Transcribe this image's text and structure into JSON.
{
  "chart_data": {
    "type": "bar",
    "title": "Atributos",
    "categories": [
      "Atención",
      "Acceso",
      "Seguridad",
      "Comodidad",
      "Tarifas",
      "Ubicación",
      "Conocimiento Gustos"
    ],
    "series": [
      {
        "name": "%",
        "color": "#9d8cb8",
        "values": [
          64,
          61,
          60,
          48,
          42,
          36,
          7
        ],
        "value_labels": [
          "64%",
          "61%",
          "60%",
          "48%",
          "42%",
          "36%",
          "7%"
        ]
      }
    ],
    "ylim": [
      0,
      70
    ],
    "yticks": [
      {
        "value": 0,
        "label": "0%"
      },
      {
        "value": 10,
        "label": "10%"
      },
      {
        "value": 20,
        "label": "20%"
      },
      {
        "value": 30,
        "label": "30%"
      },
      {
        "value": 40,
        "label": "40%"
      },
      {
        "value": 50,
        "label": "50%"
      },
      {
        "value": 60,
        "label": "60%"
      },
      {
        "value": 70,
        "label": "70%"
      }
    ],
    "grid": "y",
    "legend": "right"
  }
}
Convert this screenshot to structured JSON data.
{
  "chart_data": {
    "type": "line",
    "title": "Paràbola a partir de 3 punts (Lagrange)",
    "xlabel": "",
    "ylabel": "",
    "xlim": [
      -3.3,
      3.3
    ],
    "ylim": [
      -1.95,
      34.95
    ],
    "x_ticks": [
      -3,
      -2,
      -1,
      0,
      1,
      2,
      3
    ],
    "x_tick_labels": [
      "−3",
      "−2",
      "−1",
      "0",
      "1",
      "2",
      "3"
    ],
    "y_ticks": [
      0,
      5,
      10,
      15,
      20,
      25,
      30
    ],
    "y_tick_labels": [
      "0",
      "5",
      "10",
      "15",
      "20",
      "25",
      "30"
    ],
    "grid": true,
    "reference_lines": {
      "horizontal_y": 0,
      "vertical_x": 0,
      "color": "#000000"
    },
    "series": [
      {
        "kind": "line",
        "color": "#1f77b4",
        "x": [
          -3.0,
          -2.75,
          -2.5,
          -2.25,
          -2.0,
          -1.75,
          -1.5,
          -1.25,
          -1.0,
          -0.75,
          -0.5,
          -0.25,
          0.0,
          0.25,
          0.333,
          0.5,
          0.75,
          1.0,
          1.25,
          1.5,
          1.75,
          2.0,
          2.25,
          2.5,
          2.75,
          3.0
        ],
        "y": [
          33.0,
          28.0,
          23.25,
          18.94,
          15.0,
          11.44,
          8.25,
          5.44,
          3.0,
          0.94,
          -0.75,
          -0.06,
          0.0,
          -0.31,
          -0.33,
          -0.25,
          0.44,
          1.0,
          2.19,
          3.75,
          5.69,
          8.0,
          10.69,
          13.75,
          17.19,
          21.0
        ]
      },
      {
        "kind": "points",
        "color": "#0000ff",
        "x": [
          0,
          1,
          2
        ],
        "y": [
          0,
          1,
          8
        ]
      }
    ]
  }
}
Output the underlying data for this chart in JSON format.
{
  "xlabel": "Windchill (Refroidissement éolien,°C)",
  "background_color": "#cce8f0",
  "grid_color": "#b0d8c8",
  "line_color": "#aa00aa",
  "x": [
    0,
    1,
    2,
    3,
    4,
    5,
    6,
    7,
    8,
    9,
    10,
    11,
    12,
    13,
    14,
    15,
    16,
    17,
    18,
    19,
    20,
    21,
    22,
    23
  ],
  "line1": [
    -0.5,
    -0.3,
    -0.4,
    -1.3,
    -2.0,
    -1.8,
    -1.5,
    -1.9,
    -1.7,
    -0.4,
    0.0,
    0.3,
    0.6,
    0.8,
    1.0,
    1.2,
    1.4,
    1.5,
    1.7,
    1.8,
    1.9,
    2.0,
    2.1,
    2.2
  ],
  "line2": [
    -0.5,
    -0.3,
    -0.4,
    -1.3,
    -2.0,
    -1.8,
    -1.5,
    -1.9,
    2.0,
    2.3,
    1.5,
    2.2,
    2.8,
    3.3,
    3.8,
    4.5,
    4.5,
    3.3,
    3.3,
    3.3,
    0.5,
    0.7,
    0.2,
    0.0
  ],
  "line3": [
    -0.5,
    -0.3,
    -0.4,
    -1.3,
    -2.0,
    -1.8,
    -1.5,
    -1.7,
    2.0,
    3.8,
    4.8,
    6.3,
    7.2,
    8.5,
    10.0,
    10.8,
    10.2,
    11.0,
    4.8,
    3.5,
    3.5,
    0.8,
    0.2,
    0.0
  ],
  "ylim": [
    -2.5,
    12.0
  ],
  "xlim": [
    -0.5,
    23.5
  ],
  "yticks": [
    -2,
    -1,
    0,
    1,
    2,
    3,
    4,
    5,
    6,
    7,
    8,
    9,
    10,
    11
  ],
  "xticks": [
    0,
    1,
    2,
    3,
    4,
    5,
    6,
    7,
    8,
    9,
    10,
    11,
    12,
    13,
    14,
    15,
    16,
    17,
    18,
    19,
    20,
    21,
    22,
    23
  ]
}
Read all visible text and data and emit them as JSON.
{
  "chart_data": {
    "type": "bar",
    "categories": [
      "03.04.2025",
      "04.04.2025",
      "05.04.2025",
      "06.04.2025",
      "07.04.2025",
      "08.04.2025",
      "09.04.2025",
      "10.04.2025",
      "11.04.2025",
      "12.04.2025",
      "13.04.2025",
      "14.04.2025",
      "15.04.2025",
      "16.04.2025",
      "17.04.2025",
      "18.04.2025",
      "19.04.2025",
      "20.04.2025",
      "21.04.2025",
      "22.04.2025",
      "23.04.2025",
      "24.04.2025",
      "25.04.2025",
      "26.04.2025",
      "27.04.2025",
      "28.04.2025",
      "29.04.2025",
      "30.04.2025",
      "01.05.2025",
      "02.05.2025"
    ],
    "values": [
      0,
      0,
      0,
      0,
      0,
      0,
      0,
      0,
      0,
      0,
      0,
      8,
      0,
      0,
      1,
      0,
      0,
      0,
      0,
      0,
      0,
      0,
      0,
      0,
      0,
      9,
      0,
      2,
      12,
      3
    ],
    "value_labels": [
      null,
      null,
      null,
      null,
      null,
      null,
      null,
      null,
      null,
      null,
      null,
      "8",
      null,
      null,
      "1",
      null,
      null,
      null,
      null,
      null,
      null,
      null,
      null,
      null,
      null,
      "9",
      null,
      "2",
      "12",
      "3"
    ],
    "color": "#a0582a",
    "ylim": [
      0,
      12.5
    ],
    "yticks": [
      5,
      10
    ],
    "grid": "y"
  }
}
---*---
### PROBLEM
Copy in full each line that holds the word "title".

### FINAL ANSWER
    "title": "Atributos",
    "title": "Paràbola a partir de 3 punts (Lagrange)",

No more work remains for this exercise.